→ Exercise instructions:
**a.** Answer these questions using the text on Bourbon's fleet:
(i) Which two banks bought vessels from Bourbon and leased them back in 2013 and 2014?
(ii) By how much did that deal let Bourbon write up the value of the rest of its fleet?
(iii) What name does the writer give to the CapEx number?
**b.** Please continue the text on Bourbon's fleet, starting right after its last sentence.

→ Document:
..............................

In 2013 and 2014, taking advantge of the exceptional sentiment in the market Bourbon sold, and then leased back, vessels worth €1.65bn to Standard Chartered and ICBC which also allowed them to write up the value of the rest of the fleet by €900m in value. It’s hard to overstate how good the timing of this transaction was, timed literally to perfection, as the vessel market peaked in value they got two banks to pay not only top dollar for the assets but lease them back at less than 11% per annum. I doubt if sold on the open market here these now commodity vessels would fetch a third of that.

I am not implying Bourbon knew this would happen, what I am saying is they worked out that perhaps this was as good as it was going to get in the industry and they should bank what they could and take some (more) money off the table for their shareholders. As a management team it made them look very smart.

So when Bourbon tell you things are grim I think it comes with a degree of credibility few can match. Particularly when backed by some solid data:

The worst crisis ever

Which we all know by now. As I have said here repeatedly understanding that CapEx expenditure is what drives utilisation at the margin, and therefore overall fleet profitability, is crucial. And the reason I used ExxonMobil above was to show that this CapEx number, which I call “The Demand Fairy”, is unlikely to miraculously change in the short-term.

..............................

→ Data section:
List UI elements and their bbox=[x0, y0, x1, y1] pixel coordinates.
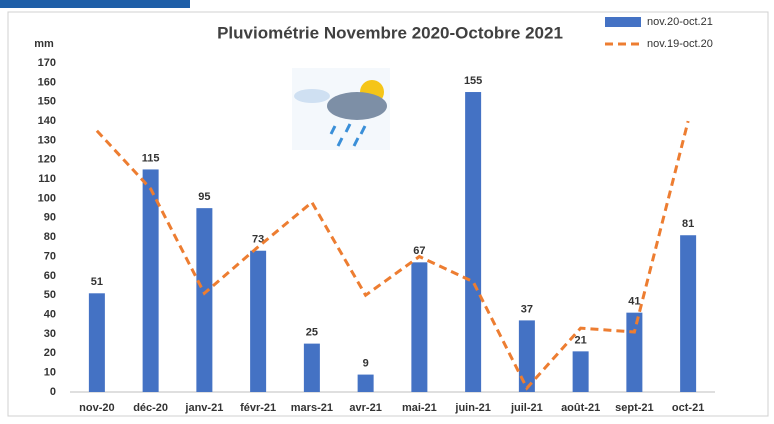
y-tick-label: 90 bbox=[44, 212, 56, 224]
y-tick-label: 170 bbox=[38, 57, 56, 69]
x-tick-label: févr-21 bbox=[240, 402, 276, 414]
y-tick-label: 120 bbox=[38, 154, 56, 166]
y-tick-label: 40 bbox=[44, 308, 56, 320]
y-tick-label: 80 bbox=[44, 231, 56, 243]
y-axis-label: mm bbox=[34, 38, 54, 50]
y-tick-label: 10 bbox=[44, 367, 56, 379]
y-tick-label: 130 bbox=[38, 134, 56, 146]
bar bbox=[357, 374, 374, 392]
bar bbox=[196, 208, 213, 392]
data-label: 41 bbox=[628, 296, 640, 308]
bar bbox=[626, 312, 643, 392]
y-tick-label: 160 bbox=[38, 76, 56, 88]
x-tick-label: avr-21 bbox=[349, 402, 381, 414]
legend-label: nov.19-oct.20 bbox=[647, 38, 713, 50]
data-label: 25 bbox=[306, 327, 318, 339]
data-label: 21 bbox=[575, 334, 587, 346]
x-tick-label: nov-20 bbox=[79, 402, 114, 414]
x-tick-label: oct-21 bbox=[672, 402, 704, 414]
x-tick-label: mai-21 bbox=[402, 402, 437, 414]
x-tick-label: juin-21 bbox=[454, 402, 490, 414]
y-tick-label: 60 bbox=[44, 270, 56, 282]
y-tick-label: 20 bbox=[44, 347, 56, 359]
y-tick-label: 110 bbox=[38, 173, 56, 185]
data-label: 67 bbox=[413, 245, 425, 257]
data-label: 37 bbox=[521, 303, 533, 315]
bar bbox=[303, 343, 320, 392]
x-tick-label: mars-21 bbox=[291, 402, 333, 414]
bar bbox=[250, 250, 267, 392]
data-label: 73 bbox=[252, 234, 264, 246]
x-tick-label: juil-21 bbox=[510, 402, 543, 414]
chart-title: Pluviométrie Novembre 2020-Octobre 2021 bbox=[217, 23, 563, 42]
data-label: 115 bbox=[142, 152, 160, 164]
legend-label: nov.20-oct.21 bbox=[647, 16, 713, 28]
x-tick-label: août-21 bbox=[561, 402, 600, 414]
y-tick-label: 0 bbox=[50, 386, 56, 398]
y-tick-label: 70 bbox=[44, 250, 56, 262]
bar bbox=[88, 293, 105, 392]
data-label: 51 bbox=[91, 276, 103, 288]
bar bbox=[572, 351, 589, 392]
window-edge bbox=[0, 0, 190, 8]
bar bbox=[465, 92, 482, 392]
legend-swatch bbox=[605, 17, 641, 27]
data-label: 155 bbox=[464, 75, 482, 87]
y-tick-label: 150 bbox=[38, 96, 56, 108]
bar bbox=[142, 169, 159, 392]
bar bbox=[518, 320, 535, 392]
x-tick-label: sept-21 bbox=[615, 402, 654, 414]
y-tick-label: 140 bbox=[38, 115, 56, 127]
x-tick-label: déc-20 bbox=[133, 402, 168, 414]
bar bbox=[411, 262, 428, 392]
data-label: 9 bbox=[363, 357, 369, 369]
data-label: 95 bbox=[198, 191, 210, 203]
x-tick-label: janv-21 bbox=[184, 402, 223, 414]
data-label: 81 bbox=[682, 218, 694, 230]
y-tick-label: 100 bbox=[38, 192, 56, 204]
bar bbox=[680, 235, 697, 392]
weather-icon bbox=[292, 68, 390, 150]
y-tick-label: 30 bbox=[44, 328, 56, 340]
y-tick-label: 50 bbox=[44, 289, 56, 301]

..............................

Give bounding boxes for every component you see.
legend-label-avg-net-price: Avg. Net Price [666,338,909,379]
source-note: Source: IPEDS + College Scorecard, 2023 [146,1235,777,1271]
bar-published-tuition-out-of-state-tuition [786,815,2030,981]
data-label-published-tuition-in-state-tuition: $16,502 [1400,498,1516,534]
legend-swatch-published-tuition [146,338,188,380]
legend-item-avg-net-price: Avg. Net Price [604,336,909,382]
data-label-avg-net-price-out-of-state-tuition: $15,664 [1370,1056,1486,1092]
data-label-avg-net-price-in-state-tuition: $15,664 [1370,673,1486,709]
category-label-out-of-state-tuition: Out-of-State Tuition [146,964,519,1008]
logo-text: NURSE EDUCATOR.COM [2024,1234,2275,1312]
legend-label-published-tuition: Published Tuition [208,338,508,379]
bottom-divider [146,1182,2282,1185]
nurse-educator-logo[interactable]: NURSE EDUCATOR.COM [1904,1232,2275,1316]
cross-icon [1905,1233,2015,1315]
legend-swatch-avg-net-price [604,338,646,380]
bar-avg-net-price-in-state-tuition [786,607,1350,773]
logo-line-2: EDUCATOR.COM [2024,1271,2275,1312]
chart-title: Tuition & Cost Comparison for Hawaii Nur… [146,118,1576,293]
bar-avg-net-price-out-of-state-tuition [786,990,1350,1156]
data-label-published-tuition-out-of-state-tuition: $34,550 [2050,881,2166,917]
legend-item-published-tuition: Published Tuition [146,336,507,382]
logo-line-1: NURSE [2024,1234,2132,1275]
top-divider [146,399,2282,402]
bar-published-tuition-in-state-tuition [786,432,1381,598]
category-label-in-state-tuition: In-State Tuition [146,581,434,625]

..............................

→ Results for the exercise:
**a.**
(i) Standard Chartered and ICBC
(ii) €900m
(iii) "The Demand Fairy"

**b.**
Offshore will still be an important part of the energy mix, but the growth of shale, as the left hand graph below makes clear, is having a huge impact on vessel utilisation and therefore industry profitability:

Bourbon Offshore production.png

The region reserved for shale is an area 3 or 4 years ago most people investing in offshore would have believed their assets would be servicing. And when you rely on 75-80% utilisation just to break even that in effect changes the whole economics of the industry, because if it knocks even 10% utilisation back across the fleet everyone is struggling to break even on their assets.

The right hand graph shows the enormous drop in CapEx. The fact that more projects are being sanctioned but the spend is lower just highlights what company results are showing: the volume of work has increased slightly this year but the value being paid for it has not (or reduced in some cases). This is likely to be a structural feature of the industry going forward that previous margin levels will simply not recover.

Like everyone else Bourbon is making a play to drive down the cost of operation of its commodity assets and add more value to the value of its subsea assets through moving up the value chain. Across the industry an entire species of contractor that used to make a good living by supporting larger contractors now aims to do more projects directly with E&P companies. Bourbon, like others, will likely win some market share, but they will do this by competing on price and driving industry margins down overall. For Bourbon it will still feel like more revenue than running the vessel alone, and in the long run it maybe, but grow to big and the larger contractors will be unlikely to charter your vessels. That slow increase in the blue bar on the graph is a result of all this extra capacity coming to market on the contractor side and why good Bus Dev staff in the industry are still remarkably employable.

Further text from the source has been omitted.